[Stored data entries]
--------------------------------------------------

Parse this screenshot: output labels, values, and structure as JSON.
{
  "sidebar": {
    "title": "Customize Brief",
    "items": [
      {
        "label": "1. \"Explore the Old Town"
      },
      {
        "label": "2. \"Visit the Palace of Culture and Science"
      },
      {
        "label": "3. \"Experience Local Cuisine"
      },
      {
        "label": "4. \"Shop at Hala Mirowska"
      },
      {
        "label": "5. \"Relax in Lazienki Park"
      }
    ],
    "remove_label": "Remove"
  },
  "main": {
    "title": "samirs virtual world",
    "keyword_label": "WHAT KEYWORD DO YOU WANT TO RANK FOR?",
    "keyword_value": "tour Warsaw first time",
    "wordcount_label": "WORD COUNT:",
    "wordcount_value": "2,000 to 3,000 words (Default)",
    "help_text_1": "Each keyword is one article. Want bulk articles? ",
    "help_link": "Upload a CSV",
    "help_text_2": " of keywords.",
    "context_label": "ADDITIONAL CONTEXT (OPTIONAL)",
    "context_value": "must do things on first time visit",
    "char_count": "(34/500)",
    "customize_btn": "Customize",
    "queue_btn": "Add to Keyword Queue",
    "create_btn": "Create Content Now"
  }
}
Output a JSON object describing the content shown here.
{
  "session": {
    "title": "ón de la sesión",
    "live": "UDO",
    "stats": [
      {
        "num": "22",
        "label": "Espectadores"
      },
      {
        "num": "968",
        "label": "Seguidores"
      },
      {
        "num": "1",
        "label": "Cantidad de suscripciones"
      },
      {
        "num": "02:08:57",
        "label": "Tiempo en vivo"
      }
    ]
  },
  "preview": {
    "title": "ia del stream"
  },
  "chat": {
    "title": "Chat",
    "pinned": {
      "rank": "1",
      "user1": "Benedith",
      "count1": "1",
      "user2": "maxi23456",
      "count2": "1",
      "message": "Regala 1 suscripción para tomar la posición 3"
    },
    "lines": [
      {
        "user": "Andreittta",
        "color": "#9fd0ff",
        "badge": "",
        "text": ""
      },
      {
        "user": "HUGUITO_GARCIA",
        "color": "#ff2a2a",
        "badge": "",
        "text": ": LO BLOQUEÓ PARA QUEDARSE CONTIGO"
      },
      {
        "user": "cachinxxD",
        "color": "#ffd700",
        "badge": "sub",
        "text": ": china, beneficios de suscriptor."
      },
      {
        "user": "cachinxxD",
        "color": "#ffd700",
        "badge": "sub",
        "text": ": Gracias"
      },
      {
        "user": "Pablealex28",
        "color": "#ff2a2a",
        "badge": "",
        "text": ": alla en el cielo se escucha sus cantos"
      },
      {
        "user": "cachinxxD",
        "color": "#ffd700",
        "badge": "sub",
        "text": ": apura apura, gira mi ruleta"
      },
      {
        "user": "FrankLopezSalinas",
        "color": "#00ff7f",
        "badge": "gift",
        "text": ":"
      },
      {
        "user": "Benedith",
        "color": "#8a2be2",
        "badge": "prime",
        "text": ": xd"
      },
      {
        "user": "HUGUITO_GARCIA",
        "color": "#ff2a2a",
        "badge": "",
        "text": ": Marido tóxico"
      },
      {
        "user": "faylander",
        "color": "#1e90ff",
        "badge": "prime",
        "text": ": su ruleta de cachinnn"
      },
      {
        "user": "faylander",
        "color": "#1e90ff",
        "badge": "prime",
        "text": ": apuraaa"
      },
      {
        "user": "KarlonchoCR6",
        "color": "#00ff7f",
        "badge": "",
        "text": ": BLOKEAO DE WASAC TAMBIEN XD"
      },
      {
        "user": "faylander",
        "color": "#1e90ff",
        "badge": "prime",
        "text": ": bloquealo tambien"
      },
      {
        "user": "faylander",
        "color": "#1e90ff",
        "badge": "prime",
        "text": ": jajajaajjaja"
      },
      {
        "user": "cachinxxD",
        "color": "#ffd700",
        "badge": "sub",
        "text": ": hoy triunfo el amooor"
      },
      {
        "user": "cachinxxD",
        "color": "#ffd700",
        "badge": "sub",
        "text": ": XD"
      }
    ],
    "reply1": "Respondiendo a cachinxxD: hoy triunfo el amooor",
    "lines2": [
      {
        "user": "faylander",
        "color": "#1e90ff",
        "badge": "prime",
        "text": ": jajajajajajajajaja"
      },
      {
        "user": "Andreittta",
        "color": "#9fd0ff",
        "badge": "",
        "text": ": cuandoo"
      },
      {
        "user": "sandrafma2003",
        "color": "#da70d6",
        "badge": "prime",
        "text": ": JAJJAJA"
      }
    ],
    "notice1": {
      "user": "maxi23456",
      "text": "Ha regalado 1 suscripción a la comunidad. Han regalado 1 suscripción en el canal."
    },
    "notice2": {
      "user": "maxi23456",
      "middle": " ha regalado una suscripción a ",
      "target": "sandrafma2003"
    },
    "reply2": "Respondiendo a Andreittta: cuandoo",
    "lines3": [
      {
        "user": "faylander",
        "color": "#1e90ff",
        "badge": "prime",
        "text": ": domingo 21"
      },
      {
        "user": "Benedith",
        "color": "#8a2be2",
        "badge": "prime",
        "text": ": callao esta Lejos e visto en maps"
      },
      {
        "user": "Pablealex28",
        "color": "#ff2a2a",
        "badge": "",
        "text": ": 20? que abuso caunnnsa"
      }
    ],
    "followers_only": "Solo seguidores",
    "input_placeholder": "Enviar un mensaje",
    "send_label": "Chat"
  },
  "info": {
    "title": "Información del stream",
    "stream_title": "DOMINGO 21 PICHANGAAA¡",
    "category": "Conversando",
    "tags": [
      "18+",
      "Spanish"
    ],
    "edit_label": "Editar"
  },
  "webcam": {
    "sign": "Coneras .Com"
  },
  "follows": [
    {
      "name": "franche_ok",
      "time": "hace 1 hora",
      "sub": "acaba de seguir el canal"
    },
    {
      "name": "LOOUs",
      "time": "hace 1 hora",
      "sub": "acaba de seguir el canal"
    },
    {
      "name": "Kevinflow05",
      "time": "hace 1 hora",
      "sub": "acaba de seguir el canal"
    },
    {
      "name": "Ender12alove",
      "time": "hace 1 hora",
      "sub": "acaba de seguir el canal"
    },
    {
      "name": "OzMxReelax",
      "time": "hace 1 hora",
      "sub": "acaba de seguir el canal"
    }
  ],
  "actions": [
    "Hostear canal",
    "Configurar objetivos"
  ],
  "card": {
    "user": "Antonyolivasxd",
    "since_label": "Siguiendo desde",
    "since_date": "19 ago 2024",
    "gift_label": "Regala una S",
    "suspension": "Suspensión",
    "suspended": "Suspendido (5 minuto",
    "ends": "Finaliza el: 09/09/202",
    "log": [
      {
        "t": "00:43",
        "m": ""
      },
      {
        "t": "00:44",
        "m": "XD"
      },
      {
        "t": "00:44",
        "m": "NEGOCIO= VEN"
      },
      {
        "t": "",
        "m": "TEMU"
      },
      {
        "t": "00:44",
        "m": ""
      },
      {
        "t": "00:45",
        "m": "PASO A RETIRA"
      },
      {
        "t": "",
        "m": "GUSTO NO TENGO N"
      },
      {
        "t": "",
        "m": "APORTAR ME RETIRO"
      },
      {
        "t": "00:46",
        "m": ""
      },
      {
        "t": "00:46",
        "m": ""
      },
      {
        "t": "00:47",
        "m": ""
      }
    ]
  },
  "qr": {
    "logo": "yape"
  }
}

--------------------------------------------------

#### WHAT THIS TASK INVOLVES
Exact copies of all the records are required.

#### WRITTEN RESPONSE
Parse this screenshot: output labels, values, and structure as JSON.
{
  "sidebar": {
    "title": "Customize Brief",
    "items": [
      {
        "label": "1. \"Explore the Old Town"
      },
      {
        "label": "2. \"Visit the Palace of Culture and Science"
      },
      {
        "label": "3. \"Experience Local Cuisine"
      },
      {
        "label": "4. \"Shop at Hala Mirowska"
      },
      {
        "label": "5. \"Relax in Lazienki Park"
      }
    ],
    "remove_label": "Remove"
  },
  "main": {
    "title": "samirs virtual world",
    "keyword_label": "WHAT KEYWORD DO YOU WANT TO RANK FOR?",
    "keyword_value": "tour Warsaw first time",
    "wordcount_label": "WORD COUNT:",
    "wordcount_value": "2,000 to 3,000 words (Default)",
    "help_text_1": "Each keyword is one article. Want bulk articles? ",
    "help_link": "Upload a CSV",
    "help_text_2": " of keywords.",
    "context_label": "ADDITIONAL CONTEXT (OPTIONAL)",
    "context_value": "must do things on first time visit",
    "char_count": "(34/500)",
    "customize_btn": "Customize",
    "queue_btn": "Add to Keyword Queue",
    "create_btn": "Create Content Now"
  }
}
Output a JSON object describing the content shown here.
{
  "session": {
    "title": "ón de la sesión",
    "live": "UDO",
    "stats": [
      {
        "num": "22",
        "label": "Espectadores"
      },
      {
        "num": "968",
        "label": "Seguidores"
      },
      {
        "num": "1",
        "label": "Cantidad de suscripciones"
      },
      {
        "num": "02:08:57",
        "label": "Tiempo en vivo"
      }
    ]
  },
  "preview": {
    "title": "ia del stream"
  },
  "chat": {
    "title": "Chat",
    "pinned": {
      "rank": "1",
      "user1": "Benedith",
      "count1": "1",
      "user2": "maxi23456",
      "count2": "1",
      "message": "Regala 1 suscripción para tomar la posición 3"
    },
    "lines": [
      {
        "user": "Andreittta",
        "color": "#9fd0ff",
        "badge": "",
        "text": ""
      },
      {
        "user": "HUGUITO_GARCIA",
        "color": "#ff2a2a",
        "badge": "",
        "text": ": LO BLOQUEÓ PARA QUEDARSE CONTIGO"
      },
      {
        "user": "cachinxxD",
        "color": "#ffd700",
        "badge": "sub",
        "text": ": china, beneficios de suscriptor."
      },
      {
        "user": "cachinxxD",
        "color": "#ffd700",
        "badge": "sub",
        "text": ": Gracias"
      },
      {
        "user": "Pablealex28",
        "color": "#ff2a2a",
        "badge": "",
        "text": ": alla en el cielo se escucha sus cantos"
      },
      {
        "user": "cachinxxD",
        "color": "#ffd700",
        "badge": "sub",
        "text": ": apura apura, gira mi ruleta"
      },
      {
        "user": "FrankLopezSalinas",
        "color": "#00ff7f",
        "badge": "gift",
        "text": ":"
      },
      {
        "user": "Benedith",
        "color": "#8a2be2",
        "badge": "prime",
        "text": ": xd"
      },
      {
        "user": "HUGUITO_GARCIA",
        "color": "#ff2a2a",
        "badge": "",
        "text": ": Marido tóxico"
      },
      {
        "user": "faylander",
        "color": "#1e90ff",
        "badge": "prime",
        "text": ": su ruleta de cachinnn"
      },
      {
        "user": "faylander",
        "color": "#1e90ff",
        "badge": "prime",
        "text": ": apuraaa"
      },
      {
        "user": "KarlonchoCR6",
        "color": "#00ff7f",
        "badge": "",
        "text": ": BLOKEAO DE WASAC TAMBIEN XD"
      },
      {
        "user": "faylander",
        "color": "#1e90ff",
        "badge": "prime",
        "text": ": bloquealo tambien"
      },
      {
        "user": "faylander",
        "color": "#1e90ff",
        "badge": "prime",
        "text": ": jajajaajjaja"
      },
      {
        "user": "cachinxxD",
        "color": "#ffd700",
        "badge": "sub",
        "text": ": hoy triunfo el amooor"
      },
      {
        "user": "cachinxxD",
        "color": "#ffd700",
        "badge": "sub",
        "text": ": XD"
      }
    ],
    "reply1": "Respondiendo a cachinxxD: hoy triunfo el amooor",
    "lines2": [
      {
        "user": "faylander",
        "color": "#1e90ff",
        "badge": "prime",
        "text": ": jajajajajajajajaja"
      },
      {
        "user": "Andreittta",
        "color": "#9fd0ff",
        "badge": "",
        "text": ": cuandoo"
      },
      {
        "user": "sandrafma2003",
        "color": "#da70d6",
        "badge": "prime",
        "text": ": JAJJAJA"
      }
    ],
    "notice1": {
      "user": "maxi23456",
      "text": "Ha regalado 1 suscripción a la comunidad. Han regalado 1 suscripción en el canal."
    },
    "notice2": {
      "user": "maxi23456",
      "middle": " ha regalado una suscripción a ",
      "target": "sandrafma2003"
    },
    "reply2": "Respondiendo a Andreittta: cuandoo",
    "lines3": [
      {
        "user": "faylander",
        "color": "#1e90ff",
        "badge": "prime",
        "text": ": domingo 21"
      },
      {
        "user": "Benedith",
        "color": "#8a2be2",
        "badge": "prime",
        "text": ": callao esta Lejos e visto en maps"
      },
      {
        "user": "Pablealex28",
        "color": "#ff2a2a",
        "badge": "",
        "text": ": 20? que abuso caunnnsa"
      }
    ],
    "followers_only": "Solo seguidores",
    "input_placeholder": "Enviar un mensaje",
    "send_label": "Chat"
  },
  "info": {
    "title": "Información del stream",
    "stream_title": "DOMINGO 21 PICHANGAAA¡",
    "category": "Conversando",
    "tags": [
      "18+",
      "Spanish"
    ],
    "edit_label": "Editar"
  },
  "webcam": {
    "sign": "Coneras .Com"
  },
  "follows": [
    {
      "name": "franche_ok",
      "time": "hace 1 hora",
      "sub": "acaba de seguir el canal"
    },
    {
      "name": "LOOUs",
      "time": "hace 1 hora",
      "sub": "acaba de seguir el canal"
    },
    {
      "name": "Kevinflow05",
      "time": "hace 1 hora",
      "sub": "acaba de seguir el canal"
    },
    {
      "name": "Ender12alove",
      "time": "hace 1 hora",
      "sub": "acaba de seguir el canal"
    },
    {
      "name": "OzMxReelax",
      "time": "hace 1 hora",
      "sub": "acaba de seguir el canal"
    }
  ],
  "actions": [
    "Hostear canal",
    "Configurar objetivos"
  ],
  "card": {
    "user": "Antonyolivasxd",
    "since_label": "Siguiendo desde",
    "since_date": "19 ago 2024",
    "gift_label": "Regala una S",
    "suspension": "Suspensión",
    "suspended": "Suspendido (5 minuto",
    "ends": "Finaliza el: 09/09/202",
    "log": [
      {
        "t": "00:43",
        "m": ""
      },
      {
        "t": "00:44",
        "m": "XD"
      },
      {
        "t": "00:44",
        "m": "NEGOCIO= VEN"
      },
      {
        "t": "",
        "m": "TEMU"
      },
      {
        "t": "00:44",
        "m": ""
      },
      {
        "t": "00:45",
        "m": "PASO A RETIRA"
      },
      {
        "t": "",
        "m": "GUSTO NO TENGO N"
      },
      {
        "t": "",
        "m": "APORTAR ME RETIRO"
      },
      {
        "t": "00:46",
        "m": ""
      },
      {
        "t": "00:46",
        "m": ""
      },
      {
        "t": "00:47",
        "m": ""
      }
    ]
  },
  "qr": {
    "logo": "yape"
  }
}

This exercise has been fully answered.